● Stated task: Every line holding the string "также" should be gathered.

● Available records:
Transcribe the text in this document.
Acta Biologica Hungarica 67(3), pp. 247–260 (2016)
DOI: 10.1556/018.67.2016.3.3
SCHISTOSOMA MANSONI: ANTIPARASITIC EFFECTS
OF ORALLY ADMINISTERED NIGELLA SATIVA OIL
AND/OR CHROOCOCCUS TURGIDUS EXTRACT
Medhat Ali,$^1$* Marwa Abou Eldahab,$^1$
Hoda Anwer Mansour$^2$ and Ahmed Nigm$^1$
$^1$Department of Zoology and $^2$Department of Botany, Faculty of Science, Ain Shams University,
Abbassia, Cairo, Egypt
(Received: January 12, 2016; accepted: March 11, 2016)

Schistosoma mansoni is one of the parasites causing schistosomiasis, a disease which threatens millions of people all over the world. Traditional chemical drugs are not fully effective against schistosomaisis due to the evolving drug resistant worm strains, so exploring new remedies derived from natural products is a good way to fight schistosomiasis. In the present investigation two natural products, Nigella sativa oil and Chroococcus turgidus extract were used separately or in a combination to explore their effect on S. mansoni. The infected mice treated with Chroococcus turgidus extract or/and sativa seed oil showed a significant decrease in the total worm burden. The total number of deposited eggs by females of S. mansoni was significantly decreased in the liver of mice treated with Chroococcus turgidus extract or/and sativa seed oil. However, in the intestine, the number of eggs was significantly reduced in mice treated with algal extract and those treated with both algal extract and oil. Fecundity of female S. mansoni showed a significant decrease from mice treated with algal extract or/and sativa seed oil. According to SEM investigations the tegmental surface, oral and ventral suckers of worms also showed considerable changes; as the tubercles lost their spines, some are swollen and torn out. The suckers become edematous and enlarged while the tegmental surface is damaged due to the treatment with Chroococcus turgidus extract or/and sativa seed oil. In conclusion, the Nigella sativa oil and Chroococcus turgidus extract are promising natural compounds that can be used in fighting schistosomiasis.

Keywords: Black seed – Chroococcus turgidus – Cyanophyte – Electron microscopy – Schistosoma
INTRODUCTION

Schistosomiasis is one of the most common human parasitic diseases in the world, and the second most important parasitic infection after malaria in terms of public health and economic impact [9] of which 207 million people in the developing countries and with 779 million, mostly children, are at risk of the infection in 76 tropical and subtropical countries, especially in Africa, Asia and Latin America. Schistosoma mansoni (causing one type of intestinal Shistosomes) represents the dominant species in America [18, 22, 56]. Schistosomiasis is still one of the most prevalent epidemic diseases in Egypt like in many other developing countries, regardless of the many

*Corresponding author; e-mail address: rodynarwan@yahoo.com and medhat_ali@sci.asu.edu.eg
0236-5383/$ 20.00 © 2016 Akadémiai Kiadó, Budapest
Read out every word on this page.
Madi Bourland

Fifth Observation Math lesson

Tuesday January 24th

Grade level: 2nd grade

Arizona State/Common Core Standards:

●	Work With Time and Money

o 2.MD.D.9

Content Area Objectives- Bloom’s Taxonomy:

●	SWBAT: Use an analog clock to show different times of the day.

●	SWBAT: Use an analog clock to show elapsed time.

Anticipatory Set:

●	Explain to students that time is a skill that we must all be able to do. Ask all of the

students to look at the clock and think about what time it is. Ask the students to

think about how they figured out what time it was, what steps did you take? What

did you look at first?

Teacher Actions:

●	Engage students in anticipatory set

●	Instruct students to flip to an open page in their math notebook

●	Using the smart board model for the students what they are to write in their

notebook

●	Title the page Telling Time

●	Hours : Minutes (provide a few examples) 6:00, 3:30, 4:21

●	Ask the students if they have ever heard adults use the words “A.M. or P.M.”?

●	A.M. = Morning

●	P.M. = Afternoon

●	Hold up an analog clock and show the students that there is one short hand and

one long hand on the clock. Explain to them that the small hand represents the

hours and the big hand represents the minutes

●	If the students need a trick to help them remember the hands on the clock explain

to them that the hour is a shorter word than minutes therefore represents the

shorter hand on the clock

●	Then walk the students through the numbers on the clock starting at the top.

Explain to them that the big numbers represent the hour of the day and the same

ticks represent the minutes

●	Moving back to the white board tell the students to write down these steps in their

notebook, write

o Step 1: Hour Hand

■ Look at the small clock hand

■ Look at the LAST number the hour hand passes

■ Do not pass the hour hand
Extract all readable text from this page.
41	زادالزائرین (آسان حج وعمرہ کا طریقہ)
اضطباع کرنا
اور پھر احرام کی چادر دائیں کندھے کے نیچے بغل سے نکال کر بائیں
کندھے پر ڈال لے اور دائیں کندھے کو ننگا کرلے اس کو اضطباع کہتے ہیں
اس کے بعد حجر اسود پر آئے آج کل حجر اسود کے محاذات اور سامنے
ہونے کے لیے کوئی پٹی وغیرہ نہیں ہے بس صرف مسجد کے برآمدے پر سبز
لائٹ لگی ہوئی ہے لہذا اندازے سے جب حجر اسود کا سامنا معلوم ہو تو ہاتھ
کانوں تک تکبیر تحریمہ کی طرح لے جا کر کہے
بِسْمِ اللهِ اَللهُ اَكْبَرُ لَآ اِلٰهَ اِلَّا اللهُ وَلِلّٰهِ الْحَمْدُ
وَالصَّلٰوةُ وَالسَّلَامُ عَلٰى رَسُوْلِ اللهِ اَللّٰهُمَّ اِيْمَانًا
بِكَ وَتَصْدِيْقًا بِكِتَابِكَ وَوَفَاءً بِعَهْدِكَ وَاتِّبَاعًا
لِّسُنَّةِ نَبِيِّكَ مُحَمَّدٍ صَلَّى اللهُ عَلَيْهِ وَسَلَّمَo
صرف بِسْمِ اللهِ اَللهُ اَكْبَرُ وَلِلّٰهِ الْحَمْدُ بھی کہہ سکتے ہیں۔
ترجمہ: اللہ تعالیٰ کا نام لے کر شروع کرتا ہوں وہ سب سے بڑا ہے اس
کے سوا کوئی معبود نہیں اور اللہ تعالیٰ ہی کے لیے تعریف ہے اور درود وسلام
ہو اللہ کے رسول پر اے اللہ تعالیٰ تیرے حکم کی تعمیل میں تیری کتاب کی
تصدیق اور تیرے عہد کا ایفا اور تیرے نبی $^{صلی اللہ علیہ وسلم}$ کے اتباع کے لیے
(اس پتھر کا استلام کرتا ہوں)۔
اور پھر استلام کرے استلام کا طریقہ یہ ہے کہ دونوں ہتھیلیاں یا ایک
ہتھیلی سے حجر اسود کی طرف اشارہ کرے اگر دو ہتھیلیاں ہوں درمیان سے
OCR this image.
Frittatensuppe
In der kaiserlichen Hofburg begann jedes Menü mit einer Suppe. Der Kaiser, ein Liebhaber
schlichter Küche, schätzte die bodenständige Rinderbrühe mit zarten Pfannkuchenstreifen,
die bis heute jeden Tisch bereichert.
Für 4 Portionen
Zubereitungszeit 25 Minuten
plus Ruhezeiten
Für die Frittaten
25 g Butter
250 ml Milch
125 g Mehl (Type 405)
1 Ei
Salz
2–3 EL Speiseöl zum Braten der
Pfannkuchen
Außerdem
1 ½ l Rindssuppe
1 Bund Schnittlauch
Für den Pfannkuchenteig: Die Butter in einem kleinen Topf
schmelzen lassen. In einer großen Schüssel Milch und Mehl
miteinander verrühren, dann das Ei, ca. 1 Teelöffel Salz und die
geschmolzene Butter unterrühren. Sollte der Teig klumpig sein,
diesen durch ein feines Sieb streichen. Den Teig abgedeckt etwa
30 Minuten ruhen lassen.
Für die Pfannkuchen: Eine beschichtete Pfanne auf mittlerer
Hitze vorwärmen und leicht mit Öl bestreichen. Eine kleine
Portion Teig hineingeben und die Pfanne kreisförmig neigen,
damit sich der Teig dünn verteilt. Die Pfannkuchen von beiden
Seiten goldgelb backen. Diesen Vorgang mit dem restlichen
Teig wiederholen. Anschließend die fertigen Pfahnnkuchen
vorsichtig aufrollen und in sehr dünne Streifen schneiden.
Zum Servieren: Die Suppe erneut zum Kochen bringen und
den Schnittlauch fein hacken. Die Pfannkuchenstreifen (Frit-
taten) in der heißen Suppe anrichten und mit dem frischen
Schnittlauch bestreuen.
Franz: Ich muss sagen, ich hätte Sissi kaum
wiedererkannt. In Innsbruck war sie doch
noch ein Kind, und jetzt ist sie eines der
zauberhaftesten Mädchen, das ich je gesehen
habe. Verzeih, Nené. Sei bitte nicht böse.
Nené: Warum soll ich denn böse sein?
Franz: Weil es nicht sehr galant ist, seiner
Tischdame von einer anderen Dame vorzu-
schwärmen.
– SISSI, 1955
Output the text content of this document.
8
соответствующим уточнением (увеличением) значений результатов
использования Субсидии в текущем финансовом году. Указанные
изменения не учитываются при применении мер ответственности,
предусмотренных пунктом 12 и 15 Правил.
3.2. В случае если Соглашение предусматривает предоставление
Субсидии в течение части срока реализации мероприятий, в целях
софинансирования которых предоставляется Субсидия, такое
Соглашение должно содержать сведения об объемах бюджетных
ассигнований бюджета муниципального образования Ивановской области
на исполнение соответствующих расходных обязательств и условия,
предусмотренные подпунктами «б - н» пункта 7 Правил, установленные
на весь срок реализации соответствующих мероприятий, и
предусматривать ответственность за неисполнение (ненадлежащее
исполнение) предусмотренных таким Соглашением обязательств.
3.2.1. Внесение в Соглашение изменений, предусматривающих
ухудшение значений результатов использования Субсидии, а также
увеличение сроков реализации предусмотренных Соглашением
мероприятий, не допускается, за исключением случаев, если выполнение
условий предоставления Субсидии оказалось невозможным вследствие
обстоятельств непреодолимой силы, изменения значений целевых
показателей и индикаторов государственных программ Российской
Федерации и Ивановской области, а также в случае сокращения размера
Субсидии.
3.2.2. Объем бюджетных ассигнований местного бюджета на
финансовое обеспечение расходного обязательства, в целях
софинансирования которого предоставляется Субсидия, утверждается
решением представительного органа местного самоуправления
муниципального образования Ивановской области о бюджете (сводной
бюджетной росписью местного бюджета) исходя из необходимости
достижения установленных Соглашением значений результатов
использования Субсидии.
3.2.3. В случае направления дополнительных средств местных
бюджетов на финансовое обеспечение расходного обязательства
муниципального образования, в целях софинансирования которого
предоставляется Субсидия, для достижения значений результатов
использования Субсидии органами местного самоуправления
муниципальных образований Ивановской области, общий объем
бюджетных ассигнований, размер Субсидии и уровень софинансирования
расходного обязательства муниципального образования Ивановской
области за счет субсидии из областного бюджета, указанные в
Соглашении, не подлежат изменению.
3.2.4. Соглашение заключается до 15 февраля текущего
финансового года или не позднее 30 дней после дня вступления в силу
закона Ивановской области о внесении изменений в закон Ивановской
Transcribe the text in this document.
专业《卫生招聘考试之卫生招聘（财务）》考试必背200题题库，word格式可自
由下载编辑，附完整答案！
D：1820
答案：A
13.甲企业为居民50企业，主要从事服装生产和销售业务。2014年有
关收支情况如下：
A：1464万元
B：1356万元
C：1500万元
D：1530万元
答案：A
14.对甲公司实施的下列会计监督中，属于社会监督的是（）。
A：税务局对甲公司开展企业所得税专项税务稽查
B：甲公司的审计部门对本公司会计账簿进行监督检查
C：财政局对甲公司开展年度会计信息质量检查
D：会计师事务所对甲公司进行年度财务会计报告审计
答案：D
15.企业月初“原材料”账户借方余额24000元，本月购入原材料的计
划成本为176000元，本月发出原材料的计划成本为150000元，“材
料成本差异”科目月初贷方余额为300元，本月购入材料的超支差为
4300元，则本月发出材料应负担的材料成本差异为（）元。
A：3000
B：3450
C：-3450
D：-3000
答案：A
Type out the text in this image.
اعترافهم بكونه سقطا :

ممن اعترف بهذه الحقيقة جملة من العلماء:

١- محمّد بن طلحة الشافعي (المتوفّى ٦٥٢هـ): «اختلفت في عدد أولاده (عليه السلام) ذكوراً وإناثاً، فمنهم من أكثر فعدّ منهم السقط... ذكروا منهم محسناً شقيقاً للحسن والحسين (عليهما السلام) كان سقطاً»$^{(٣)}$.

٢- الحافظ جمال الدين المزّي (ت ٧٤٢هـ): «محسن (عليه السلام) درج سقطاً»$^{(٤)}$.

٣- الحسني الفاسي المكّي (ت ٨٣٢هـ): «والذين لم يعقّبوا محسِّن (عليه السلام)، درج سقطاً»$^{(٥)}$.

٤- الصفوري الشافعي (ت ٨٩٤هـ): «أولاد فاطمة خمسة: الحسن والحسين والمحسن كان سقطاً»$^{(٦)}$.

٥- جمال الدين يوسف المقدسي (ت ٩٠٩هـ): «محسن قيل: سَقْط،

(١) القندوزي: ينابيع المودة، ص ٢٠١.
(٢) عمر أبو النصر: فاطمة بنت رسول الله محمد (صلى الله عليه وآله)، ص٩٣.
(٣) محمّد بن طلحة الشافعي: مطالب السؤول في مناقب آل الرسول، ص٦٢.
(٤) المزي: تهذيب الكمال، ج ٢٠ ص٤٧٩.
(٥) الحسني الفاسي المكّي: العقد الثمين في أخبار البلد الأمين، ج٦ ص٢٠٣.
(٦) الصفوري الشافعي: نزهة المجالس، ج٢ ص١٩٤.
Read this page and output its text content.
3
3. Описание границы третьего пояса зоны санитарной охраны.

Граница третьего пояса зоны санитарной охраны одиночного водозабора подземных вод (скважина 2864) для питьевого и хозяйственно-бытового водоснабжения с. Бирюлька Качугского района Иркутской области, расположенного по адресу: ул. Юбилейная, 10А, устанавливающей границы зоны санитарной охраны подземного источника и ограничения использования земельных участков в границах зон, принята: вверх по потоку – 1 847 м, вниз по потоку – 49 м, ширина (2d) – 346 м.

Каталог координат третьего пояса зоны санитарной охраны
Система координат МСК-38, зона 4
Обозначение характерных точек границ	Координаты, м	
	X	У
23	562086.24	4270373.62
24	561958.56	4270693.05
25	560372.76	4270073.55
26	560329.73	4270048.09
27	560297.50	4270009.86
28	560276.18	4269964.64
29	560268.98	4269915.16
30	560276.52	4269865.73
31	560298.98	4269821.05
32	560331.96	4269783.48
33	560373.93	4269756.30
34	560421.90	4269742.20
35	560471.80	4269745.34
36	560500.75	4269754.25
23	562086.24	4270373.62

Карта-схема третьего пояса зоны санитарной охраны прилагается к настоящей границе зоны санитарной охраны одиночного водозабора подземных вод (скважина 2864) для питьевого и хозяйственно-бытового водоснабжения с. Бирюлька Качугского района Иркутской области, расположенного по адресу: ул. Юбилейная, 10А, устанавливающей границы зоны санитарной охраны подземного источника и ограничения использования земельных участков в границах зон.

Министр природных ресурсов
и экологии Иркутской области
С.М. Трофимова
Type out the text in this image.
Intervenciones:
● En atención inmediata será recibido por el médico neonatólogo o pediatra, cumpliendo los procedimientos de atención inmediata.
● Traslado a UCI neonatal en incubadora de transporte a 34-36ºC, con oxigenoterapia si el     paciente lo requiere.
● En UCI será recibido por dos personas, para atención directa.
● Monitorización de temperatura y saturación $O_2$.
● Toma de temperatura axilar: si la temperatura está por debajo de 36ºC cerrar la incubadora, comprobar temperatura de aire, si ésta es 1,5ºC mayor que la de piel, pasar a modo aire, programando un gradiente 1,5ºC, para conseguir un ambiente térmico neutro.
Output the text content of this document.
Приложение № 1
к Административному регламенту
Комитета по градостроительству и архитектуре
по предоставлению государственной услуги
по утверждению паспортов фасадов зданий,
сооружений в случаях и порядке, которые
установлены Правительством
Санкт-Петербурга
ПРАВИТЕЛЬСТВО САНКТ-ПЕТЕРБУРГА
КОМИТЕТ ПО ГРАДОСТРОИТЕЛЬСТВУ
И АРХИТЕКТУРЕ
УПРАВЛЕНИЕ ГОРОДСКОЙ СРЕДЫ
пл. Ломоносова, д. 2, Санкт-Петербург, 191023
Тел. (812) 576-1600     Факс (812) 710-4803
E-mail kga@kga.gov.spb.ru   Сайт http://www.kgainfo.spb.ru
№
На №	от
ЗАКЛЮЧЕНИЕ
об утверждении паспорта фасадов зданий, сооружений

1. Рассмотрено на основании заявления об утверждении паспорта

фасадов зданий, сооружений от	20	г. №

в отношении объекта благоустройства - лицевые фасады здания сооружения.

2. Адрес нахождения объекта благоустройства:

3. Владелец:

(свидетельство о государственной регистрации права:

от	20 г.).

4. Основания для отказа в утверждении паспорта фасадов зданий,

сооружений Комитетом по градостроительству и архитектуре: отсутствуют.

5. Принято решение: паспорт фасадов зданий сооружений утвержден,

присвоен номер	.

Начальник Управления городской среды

● Written reply:
ухудшение значений результатов использования Субсидии, а также
Федерации и Ивановской области, а также в случае сокращения размера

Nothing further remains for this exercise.